▶ Directive: The entries that follow should be written out exactly.

▶ Entries:
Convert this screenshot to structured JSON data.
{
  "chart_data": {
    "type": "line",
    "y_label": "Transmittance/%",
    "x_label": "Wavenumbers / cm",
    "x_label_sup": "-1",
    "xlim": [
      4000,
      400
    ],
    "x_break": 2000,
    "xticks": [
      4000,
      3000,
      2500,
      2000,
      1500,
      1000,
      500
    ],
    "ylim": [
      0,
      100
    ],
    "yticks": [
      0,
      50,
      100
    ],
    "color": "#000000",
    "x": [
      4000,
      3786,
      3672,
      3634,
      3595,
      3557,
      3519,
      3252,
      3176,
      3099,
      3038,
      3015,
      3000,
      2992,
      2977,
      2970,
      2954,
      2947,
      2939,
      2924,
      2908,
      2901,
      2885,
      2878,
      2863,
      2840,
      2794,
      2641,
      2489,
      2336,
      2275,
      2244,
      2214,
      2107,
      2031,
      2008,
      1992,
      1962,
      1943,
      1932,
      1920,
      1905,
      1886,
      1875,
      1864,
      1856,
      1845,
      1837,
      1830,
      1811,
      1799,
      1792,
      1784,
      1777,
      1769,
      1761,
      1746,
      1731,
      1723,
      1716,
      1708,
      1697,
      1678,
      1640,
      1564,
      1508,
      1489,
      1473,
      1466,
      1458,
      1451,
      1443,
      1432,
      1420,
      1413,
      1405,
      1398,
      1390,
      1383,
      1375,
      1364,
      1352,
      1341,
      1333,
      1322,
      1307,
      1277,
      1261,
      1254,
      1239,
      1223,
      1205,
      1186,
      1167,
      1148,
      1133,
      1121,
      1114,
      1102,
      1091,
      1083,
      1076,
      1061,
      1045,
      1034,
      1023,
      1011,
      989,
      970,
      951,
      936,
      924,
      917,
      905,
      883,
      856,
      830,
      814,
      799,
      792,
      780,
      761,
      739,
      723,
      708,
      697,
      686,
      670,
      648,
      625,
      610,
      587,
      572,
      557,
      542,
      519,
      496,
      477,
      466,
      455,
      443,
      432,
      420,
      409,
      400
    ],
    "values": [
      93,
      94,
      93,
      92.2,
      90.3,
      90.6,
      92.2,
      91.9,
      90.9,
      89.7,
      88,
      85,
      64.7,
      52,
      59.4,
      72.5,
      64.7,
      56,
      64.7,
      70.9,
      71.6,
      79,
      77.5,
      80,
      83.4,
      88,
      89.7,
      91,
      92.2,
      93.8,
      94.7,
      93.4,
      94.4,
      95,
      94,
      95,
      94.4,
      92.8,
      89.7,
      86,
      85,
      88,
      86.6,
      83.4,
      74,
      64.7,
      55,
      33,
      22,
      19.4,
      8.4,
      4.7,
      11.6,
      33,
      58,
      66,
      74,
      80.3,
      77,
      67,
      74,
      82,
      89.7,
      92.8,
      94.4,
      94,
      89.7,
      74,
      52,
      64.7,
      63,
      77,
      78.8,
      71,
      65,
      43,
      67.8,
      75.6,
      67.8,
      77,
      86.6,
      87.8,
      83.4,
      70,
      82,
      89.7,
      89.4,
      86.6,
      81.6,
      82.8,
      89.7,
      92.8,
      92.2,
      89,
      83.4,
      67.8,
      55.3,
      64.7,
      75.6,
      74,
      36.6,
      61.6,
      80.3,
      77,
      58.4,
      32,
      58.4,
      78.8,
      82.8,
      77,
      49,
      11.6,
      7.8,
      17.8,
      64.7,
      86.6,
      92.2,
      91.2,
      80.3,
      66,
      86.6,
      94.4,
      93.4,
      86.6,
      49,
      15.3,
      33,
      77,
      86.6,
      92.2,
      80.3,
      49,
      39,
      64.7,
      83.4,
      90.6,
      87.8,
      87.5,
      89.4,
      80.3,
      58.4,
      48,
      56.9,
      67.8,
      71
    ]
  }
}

▶ Result of this task:
Convert this screenshot to structured JSON data.
{
  "chart_data": {
    "type": "line",
    "y_label": "Transmittance/%",
    "x_label": "Wavenumbers / cm",
    "x_label_sup": "-1",
    "xlim": [
      4000,
      400
    ],
    "x_break": 2000,
    "xticks": [
      4000,
      3000,
      2500,
      2000,
      1500,
      1000,
      500
    ],
    "ylim": [
      0,
      100
    ],
    "yticks": [
      0,
      50,
      100
    ],
    "color": "#000000",
    "x": [
      4000,
      3786,
      3672,
      3634,
      3595,
      3557,
      3519,
      3252,
      3176,
      3099,
      3038,
      3015,
      3000,
      2992,
      2977,
      2970,
      2954,
      2947,
      2939,
      2924,
      2908,
      2901,
      2885,
      2878,
      2863,
      2840,
      2794,
      2641,
      2489,
      2336,
      2275,
      2244,
      2214,
      2107,
      2031,
      2008,
      1992,
      1962,
      1943,
      1932,
      1920,
      1905,
      1886,
      1875,
      1864,
      1856,
      1845,
      1837,
      1830,
      1811,
      1799,
      1792,
      1784,
      1777,
      1769,
      1761,
      1746,
      1731,
      1723,
      1716,
      1708,
      1697,
      1678,
      1640,
      1564,
      1508,
      1489,
      1473,
      1466,
      1458,
      1451,
      1443,
      1432,
      1420,
      1413,
      1405,
      1398,
      1390,
      1383,
      1375,
      1364,
      1352,
      1341,
      1333,
      1322,
      1307,
      1277,
      1261,
      1254,
      1239,
      1223,
      1205,
      1186,
      1167,
      1148,
      1133,
      1121,
      1114,
      1102,
      1091,
      1083,
      1076,
      1061,
      1045,
      1034,
      1023,
      1011,
      989,
      970,
      951,
      936,
      924,
      917,
      905,
      883,
      856,
      830,
      814,
      799,
      792,
      780,
      761,
      739,
      723,
      708,
      697,
      686,
      670,
      648,
      625,
      610,
      587,
      572,
      557,
      542,
      519,
      496,
      477,
      466,
      455,
      443,
      432,
      420,
      409,
      400
    ],
    "values": [
      93,
      94,
      93,
      92.2,
      90.3,
      90.6,
      92.2,
      91.9,
      90.9,
      89.7,
      88,
      85,
      64.7,
      52,
      59.4,
      72.5,
      64.7,
      56,
      64.7,
      70.9,
      71.6,
      79,
      77.5,
      80,
      83.4,
      88,
      89.7,
      91,
      92.2,
      93.8,
      94.7,
      93.4,
      94.4,
      95,
      94,
      95,
      94.4,
      92.8,
      89.7,
      86,
      85,
      88,
      86.6,
      83.4,
      74,
      64.7,
      55,
      33,
      22,
      19.4,
      8.4,
      4.7,
      11.6,
      33,
      58,
      66,
      74,
      80.3,
      77,
      67,
      74,
      82,
      89.7,
      92.8,
      94.4,
      94,
      89.7,
      74,
      52,
      64.7,
      63,
      77,
      78.8,
      71,
      65,
      43,
      67.8,
      75.6,
      67.8,
      77,
      86.6,
      87.8,
      83.4,
      70,
      82,
      89.7,
      89.4,
      86.6,
      81.6,
      82.8,
      89.7,
      92.8,
      92.2,
      89,
      83.4,
      67.8,
      55.3,
      64.7,
      75.6,
      74,
      36.6,
      61.6,
      80.3,
      77,
      58.4,
      32,
      58.4,
      78.8,
      82.8,
      77,
      49,
      11.6,
      7.8,
      17.8,
      64.7,
      86.6,
      92.2,
      91.2,
      80.3,
      66,
      86.6,
      94.4,
      93.4,
      86.6,
      49,
      15.3,
      33,
      77,
      86.6,
      92.2,
      80.3,
      49,
      39,
      64.7,
      83.4,
      90.6,
      87.8,
      87.5,
      89.4,
      80.3,
      58.4,
      48,
      56.9,
      67.8,
      71
    ]
  }
}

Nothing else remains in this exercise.